[Task input start]

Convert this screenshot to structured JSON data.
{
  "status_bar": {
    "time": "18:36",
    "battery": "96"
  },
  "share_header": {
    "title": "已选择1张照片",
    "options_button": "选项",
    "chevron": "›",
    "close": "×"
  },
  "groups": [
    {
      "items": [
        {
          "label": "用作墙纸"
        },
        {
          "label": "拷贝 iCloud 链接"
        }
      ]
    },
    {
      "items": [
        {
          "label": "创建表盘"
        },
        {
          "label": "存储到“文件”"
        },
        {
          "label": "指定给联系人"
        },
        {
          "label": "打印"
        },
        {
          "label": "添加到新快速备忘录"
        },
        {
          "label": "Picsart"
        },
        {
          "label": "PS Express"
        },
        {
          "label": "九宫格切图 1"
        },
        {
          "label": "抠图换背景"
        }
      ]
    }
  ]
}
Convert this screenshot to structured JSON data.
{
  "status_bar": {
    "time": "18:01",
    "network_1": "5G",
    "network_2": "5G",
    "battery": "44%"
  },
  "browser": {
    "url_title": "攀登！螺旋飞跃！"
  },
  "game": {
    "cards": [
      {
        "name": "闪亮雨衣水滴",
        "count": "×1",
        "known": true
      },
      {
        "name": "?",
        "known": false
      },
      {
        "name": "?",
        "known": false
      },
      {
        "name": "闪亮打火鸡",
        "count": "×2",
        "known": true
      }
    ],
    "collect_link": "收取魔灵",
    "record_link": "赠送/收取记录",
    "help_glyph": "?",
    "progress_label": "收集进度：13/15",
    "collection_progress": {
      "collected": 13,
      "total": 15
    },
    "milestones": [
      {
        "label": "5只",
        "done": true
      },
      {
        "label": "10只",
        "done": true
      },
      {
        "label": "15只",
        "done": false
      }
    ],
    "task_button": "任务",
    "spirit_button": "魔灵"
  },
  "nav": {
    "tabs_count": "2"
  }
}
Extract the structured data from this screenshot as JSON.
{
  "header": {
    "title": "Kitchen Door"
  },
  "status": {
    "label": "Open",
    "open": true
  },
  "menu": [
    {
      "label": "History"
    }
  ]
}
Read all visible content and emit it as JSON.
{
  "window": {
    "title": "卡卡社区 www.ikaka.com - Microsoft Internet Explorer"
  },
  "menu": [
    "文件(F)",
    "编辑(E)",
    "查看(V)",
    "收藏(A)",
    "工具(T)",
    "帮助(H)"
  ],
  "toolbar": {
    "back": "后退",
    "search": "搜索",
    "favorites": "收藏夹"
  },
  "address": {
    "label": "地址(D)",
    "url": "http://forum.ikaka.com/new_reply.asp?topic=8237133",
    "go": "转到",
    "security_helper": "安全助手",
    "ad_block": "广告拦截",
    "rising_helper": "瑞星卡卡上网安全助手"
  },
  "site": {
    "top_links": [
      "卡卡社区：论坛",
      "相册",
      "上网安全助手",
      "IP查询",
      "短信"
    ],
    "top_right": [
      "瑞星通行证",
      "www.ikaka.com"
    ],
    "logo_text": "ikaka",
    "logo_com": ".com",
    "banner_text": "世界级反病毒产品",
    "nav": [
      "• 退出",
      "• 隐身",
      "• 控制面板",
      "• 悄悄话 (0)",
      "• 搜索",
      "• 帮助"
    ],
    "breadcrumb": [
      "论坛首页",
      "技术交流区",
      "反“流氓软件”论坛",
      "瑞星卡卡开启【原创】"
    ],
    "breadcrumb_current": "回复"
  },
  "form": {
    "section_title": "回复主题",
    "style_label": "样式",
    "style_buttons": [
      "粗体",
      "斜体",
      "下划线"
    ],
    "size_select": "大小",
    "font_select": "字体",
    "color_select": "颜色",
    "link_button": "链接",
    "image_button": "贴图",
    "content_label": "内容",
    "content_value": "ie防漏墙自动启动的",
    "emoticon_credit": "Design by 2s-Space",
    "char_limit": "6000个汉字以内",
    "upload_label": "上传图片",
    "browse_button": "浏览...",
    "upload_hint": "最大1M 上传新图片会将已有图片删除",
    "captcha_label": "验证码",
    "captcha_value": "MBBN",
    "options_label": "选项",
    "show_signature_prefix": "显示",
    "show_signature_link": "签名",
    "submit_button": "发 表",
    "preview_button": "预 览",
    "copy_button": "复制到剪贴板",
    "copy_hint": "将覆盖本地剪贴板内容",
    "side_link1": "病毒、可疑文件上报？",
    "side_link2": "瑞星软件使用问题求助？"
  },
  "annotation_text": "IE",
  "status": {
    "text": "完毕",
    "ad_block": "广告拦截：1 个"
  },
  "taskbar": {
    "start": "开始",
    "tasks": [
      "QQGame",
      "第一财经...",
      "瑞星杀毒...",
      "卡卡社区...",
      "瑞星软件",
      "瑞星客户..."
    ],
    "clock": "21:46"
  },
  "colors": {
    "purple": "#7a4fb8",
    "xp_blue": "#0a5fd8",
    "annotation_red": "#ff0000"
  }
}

[Task input end]

_Problem to work on_.
Extract each line of the material exactly as it stands.

_Reply_.
Convert this screenshot to structured JSON data.
{
  "status_bar": {
    "time": "18:36",
    "battery": "96"
  },
  "share_header": {
    "title": "已选择1张照片",
    "options_button": "选项",
    "chevron": "›",
    "close": "×"
  },
  "groups": [
    {
      "items": [
        {
          "label": "用作墙纸"
        },
        {
          "label": "拷贝 iCloud 链接"
        }
      ]
    },
    {
      "items": [
        {
          "label": "创建表盘"
        },
        {
          "label": "存储到“文件”"
        },
        {
          "label": "指定给联系人"
        },
        {
          "label": "打印"
        },
        {
          "label": "添加到新快速备忘录"
        },
        {
          "label": "Picsart"
        },
        {
          "label": "PS Express"
        },
        {
          "label": "九宫格切图 1"
        },
        {
          "label": "抠图换背景"
        }
      ]
    }
  ]
}
Convert this screenshot to structured JSON data.
{
  "status_bar": {
    "time": "18:01",
    "network_1": "5G",
    "network_2": "5G",
    "battery": "44%"
  },
  "browser": {
    "url_title": "攀登！螺旋飞跃！"
  },
  "game": {
    "cards": [
      {
        "name": "闪亮雨衣水滴",
        "count": "×1",
        "known": true
      },
      {
        "name": "?",
        "known": false
      },
      {
        "name": "?",
        "known": false
      },
      {
        "name": "闪亮打火鸡",
        "count": "×2",
        "known": true
      }
    ],
    "collect_link": "收取魔灵",
    "record_link": "赠送/收取记录",
    "help_glyph": "?",
    "progress_label": "收集进度：13/15",
    "collection_progress": {
      "collected": 13,
      "total": 15
    },
    "milestones": [
      {
        "label": "5只",
        "done": true
      },
      {
        "label": "10只",
        "done": true
      },
      {
        "label": "15只",
        "done": false
      }
    ],
    "task_button": "任务",
    "spirit_button": "魔灵"
  },
  "nav": {
    "tabs_count": "2"
  }
}
Extract the structured data from this screenshot as JSON.
{
  "header": {
    "title": "Kitchen Door"
  },
  "status": {
    "label": "Open",
    "open": true
  },
  "menu": [
    {
      "label": "History"
    }
  ]
}
Read all visible content and emit it as JSON.
{
  "window": {
    "title": "卡卡社区 www.ikaka.com - Microsoft Internet Explorer"
  },
  "menu": [
    "文件(F)",
    "编辑(E)",
    "查看(V)",
    "收藏(A)",
    "工具(T)",
    "帮助(H)"
  ],
  "toolbar": {
    "back": "后退",
    "search": "搜索",
    "favorites": "收藏夹"
  },
  "address": {
    "label": "地址(D)",
    "url": "http://forum.ikaka.com/new_reply.asp?topic=8237133",
    "go": "转到",
    "security_helper": "安全助手",
    "ad_block": "广告拦截",
    "rising_helper": "瑞星卡卡上网安全助手"
  },
  "site": {
    "top_links": [
      "卡卡社区：论坛",
      "相册",
      "上网安全助手",
      "IP查询",
      "短信"
    ],
    "top_right": [
      "瑞星通行证",
      "www.ikaka.com"
    ],
    "logo_text": "ikaka",
    "logo_com": ".com",
    "banner_text": "世界级反病毒产品",
    "nav": [
      "• 退出",
      "• 隐身",
      "• 控制面板",
      "• 悄悄话 (0)",
      "• 搜索",
      "• 帮助"
    ],
    "breadcrumb": [
      "论坛首页",
      "技术交流区",
      "反“流氓软件”论坛",
      "瑞星卡卡开启【原创】"
    ],
    "breadcrumb_current": "回复"
  },
  "form": {
    "section_title": "回复主题",
    "style_label": "样式",
    "style_buttons": [
      "粗体",
      "斜体",
      "下划线"
    ],
    "size_select": "大小",
    "font_select": "字体",
    "color_select": "颜色",
    "link_button": "链接",
    "image_button": "贴图",
    "content_label": "内容",
    "content_value": "ie防漏墙自动启动的",
    "emoticon_credit": "Design by 2s-Space",
    "char_limit": "6000个汉字以内",
    "upload_label": "上传图片",
    "browse_button": "浏览...",
    "upload_hint": "最大1M 上传新图片会将已有图片删除",
    "captcha_label": "验证码",
    "captcha_value": "MBBN",
    "options_label": "选项",
    "show_signature_prefix": "显示",
    "show_signature_link": "签名",
    "submit_button": "发 表",
    "preview_button": "预 览",
    "copy_button": "复制到剪贴板",
    "copy_hint": "将覆盖本地剪贴板内容",
    "side_link1": "病毒、可疑文件上报？",
    "side_link2": "瑞星软件使用问题求助？"
  },
  "annotation_text": "IE",
  "status": {
    "text": "完毕",
    "ad_block": "广告拦截：1 个"
  },
  "taskbar": {
    "start": "开始",
    "tasks": [
      "QQGame",
      "第一财经...",
      "瑞星杀毒...",
      "卡卡社区...",
      "瑞星软件",
      "瑞星客户..."
    ],
    "clock": "21:46"
  },
  "colors": {
    "purple": "#7a4fb8",
    "xp_blue": "#0a5fd8",
    "annotation_red": "#ff0000"
  }
}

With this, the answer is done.